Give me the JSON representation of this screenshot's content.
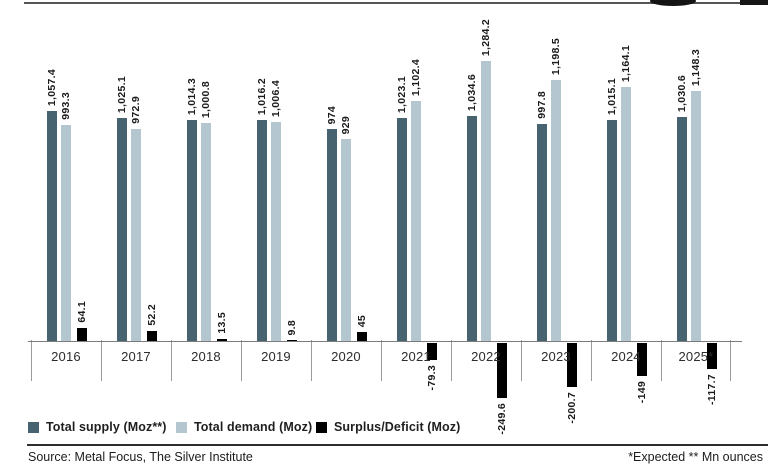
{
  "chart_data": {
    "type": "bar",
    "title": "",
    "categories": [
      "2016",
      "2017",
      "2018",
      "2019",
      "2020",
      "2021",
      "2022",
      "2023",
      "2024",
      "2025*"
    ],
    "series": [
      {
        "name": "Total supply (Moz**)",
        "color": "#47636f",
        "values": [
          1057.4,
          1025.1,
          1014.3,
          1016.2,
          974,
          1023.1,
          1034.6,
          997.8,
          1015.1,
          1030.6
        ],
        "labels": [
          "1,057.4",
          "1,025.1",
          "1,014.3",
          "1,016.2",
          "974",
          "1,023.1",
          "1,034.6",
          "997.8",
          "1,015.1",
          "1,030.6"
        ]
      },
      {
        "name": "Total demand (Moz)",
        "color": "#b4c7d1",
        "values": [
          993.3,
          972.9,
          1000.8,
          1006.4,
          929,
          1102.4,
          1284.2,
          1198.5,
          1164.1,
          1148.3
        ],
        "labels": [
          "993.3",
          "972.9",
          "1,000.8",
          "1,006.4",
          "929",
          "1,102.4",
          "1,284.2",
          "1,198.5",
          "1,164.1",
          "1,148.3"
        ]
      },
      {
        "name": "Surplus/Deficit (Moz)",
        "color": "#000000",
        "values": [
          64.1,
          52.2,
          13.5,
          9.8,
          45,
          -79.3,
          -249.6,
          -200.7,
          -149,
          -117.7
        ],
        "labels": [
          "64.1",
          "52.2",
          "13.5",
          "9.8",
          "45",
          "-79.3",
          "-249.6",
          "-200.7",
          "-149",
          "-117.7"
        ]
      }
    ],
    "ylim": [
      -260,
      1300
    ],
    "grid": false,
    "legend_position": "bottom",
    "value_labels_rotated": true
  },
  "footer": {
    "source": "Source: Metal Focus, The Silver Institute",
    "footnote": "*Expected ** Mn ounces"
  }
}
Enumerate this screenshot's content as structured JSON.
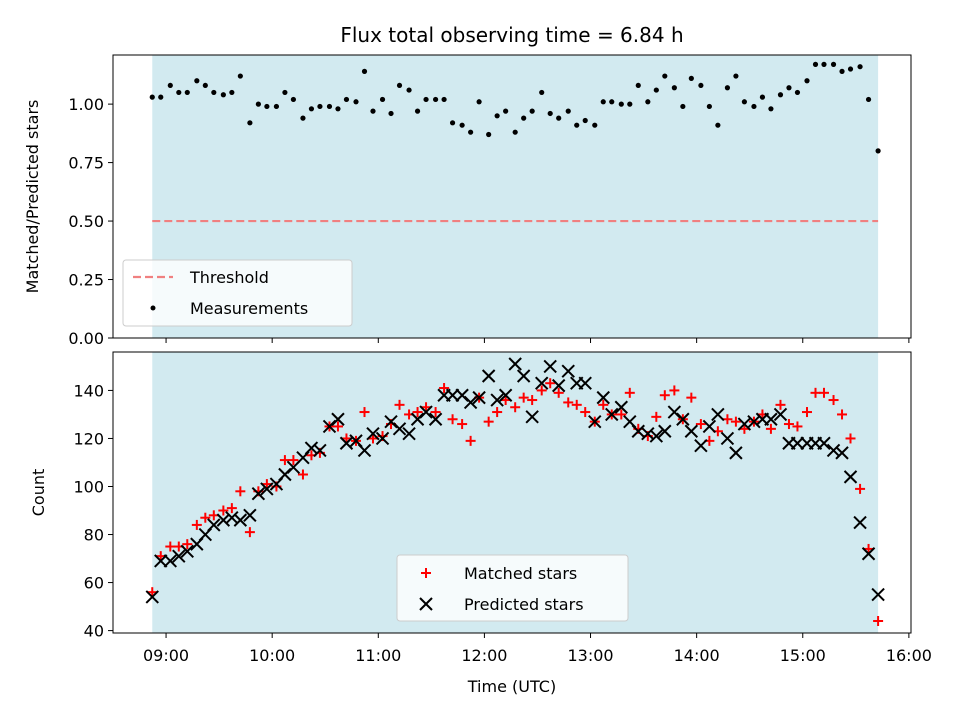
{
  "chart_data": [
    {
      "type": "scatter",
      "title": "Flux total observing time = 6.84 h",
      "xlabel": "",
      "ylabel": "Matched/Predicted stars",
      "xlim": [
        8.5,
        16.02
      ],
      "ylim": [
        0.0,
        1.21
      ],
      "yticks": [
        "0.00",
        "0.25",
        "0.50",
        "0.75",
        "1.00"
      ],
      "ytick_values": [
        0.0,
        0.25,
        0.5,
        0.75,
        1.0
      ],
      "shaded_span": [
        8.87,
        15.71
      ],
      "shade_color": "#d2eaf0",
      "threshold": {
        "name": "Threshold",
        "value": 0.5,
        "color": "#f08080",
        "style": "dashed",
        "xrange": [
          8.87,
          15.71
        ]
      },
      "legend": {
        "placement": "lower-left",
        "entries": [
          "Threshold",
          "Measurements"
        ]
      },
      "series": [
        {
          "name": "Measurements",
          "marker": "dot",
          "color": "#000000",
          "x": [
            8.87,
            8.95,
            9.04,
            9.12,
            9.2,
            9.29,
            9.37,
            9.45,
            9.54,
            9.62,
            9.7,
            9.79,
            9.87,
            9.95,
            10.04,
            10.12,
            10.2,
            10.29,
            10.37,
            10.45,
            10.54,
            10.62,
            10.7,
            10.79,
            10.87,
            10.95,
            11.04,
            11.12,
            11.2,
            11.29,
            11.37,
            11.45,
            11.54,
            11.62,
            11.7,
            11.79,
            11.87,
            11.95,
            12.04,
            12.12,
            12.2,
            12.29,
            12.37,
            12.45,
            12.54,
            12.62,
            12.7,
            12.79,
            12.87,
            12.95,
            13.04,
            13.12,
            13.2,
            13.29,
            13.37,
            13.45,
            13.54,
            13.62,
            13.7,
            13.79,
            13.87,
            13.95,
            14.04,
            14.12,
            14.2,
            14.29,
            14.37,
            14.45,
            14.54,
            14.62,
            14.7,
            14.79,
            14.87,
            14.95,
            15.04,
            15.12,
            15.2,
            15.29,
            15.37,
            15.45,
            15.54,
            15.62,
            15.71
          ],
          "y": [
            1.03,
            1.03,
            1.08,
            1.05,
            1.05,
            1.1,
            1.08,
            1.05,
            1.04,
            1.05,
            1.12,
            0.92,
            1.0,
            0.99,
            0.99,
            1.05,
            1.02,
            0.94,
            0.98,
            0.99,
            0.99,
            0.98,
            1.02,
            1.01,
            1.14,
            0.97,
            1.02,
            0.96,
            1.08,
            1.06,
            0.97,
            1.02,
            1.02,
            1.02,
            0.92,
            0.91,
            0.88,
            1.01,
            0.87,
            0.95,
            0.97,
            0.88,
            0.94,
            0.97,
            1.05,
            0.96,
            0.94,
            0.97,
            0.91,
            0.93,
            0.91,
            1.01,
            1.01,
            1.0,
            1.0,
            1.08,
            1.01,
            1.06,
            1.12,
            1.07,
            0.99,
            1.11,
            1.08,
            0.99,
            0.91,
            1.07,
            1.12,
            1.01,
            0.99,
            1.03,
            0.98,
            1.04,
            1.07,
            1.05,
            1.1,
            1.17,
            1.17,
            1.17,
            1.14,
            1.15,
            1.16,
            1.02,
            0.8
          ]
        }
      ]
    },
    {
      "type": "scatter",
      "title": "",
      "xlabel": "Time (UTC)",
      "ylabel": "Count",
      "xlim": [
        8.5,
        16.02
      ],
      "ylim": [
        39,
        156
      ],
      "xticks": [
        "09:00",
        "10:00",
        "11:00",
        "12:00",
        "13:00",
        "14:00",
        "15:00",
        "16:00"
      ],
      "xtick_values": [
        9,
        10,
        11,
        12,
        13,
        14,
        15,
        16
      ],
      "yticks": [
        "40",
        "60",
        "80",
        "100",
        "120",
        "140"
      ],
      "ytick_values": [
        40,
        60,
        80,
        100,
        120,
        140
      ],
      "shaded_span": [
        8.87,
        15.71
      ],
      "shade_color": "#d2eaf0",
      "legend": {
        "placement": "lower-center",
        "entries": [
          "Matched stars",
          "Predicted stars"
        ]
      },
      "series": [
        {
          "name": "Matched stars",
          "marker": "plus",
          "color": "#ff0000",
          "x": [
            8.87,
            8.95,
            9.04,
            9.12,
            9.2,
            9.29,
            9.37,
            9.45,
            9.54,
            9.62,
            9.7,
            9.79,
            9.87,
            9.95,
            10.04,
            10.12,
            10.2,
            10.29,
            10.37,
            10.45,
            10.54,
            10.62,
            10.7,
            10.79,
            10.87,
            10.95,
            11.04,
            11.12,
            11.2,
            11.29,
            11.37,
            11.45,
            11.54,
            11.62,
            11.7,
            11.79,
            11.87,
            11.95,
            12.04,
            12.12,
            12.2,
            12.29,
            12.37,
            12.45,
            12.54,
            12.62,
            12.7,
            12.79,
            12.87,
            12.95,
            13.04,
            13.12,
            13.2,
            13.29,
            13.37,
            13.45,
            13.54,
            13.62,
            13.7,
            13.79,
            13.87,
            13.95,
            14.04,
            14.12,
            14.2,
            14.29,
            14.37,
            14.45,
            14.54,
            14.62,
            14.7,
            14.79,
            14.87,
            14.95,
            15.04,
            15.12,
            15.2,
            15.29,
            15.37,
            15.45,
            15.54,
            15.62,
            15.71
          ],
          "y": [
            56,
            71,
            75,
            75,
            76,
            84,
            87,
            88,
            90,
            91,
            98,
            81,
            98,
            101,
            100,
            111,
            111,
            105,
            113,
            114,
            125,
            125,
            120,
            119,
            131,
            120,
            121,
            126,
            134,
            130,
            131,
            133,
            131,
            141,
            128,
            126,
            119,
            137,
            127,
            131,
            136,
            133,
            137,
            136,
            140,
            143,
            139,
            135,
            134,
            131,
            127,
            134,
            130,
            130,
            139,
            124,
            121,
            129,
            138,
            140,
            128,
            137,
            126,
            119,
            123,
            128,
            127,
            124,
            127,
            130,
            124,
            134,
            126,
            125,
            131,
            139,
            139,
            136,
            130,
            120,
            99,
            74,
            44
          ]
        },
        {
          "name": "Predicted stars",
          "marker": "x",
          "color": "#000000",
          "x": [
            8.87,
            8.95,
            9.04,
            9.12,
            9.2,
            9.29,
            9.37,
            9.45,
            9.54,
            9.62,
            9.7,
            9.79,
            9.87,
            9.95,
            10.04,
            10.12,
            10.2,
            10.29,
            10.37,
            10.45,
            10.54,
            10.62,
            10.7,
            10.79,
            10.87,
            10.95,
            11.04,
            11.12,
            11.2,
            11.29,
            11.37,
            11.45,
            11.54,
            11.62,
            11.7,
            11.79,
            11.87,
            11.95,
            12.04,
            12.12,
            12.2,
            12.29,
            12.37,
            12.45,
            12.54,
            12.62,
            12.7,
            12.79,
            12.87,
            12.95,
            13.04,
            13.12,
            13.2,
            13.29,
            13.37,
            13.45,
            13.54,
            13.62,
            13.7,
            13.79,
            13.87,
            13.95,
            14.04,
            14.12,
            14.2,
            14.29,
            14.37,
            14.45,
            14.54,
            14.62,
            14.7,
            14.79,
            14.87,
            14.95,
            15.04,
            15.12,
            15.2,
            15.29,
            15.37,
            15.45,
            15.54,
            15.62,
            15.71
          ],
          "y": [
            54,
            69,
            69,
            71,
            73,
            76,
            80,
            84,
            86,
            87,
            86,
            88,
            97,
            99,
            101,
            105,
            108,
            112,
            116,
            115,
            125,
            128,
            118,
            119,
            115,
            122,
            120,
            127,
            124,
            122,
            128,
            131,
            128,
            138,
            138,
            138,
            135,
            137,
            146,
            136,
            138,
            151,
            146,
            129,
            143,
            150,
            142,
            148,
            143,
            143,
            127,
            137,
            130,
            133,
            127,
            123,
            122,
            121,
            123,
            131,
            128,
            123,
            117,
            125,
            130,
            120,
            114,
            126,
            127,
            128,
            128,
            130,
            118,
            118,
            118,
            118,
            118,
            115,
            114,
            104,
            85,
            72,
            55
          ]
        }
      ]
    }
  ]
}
════════════════════
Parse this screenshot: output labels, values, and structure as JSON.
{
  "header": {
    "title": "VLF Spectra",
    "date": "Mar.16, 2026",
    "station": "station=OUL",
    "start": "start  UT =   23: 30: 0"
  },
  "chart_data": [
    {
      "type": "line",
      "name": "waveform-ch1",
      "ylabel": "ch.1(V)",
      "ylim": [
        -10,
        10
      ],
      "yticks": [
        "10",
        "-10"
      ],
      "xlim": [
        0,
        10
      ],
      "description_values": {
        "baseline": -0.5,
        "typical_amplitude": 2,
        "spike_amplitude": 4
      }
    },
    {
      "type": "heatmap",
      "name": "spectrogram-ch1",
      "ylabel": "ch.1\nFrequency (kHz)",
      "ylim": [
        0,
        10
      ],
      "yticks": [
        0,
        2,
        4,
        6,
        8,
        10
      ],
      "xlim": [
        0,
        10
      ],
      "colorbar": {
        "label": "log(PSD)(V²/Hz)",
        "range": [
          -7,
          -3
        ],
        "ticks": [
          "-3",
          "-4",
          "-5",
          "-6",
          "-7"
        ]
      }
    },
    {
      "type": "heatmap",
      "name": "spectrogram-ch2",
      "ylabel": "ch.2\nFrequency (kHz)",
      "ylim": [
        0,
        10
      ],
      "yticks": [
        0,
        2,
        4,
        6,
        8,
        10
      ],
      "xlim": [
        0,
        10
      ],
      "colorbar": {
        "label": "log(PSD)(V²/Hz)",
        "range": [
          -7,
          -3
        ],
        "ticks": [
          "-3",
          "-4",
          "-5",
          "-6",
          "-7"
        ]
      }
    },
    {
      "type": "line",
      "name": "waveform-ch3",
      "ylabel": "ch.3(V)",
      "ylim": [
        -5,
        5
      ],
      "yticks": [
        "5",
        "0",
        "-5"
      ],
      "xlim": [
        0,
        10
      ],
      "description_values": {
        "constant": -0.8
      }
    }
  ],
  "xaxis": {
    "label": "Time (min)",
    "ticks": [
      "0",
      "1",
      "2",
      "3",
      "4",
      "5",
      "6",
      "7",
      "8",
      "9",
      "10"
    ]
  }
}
════════════════════
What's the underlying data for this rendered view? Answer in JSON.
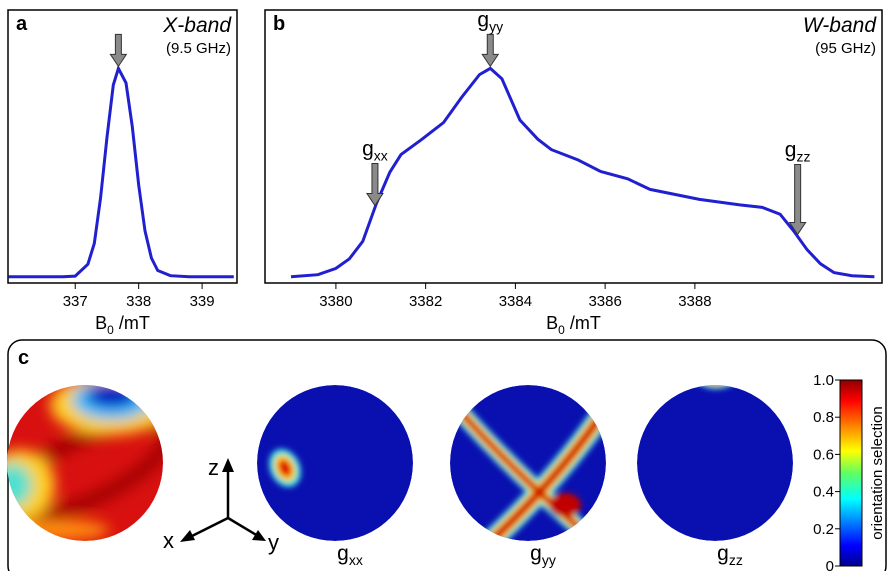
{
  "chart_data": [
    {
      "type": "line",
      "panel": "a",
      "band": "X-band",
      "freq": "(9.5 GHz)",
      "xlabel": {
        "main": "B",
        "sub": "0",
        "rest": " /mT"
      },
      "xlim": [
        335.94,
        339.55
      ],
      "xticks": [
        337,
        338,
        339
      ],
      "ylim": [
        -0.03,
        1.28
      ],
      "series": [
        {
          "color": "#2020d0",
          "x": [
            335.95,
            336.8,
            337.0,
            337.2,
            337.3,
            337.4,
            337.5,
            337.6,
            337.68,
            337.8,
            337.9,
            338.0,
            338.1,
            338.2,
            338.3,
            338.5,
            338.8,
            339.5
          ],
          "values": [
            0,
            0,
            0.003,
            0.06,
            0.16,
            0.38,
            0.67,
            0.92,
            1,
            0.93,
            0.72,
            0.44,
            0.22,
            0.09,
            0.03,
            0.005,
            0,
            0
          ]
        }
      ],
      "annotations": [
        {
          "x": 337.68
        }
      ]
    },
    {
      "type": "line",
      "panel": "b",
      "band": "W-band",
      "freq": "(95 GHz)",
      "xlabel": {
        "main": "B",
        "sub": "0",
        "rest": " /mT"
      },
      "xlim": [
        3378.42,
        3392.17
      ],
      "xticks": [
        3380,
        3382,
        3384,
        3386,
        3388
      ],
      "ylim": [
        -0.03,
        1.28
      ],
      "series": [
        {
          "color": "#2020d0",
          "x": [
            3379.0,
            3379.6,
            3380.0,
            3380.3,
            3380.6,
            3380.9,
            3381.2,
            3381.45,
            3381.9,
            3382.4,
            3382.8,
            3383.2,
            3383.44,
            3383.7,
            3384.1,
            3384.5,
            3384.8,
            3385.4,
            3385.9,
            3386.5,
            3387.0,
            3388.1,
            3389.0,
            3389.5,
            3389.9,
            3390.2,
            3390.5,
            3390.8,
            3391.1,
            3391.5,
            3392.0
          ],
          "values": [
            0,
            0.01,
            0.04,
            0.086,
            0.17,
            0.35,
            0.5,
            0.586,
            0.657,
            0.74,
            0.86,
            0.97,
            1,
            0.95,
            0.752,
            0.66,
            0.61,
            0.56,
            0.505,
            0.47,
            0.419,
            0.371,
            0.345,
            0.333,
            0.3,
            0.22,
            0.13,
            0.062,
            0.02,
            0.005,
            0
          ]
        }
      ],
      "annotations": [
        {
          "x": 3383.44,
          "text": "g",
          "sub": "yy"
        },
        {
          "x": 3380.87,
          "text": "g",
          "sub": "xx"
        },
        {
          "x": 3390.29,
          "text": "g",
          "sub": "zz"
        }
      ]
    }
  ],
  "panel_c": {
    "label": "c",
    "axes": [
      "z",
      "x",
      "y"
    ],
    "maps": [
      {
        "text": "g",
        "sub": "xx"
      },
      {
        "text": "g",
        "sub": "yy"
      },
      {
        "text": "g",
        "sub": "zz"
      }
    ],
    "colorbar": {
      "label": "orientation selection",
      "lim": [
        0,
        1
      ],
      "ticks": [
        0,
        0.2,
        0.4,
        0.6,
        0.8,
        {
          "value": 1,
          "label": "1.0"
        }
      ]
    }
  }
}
════════════════════
Count the lines of the data that include the string "waveform", and give only that number.

EXERCISE RESPONSE: 2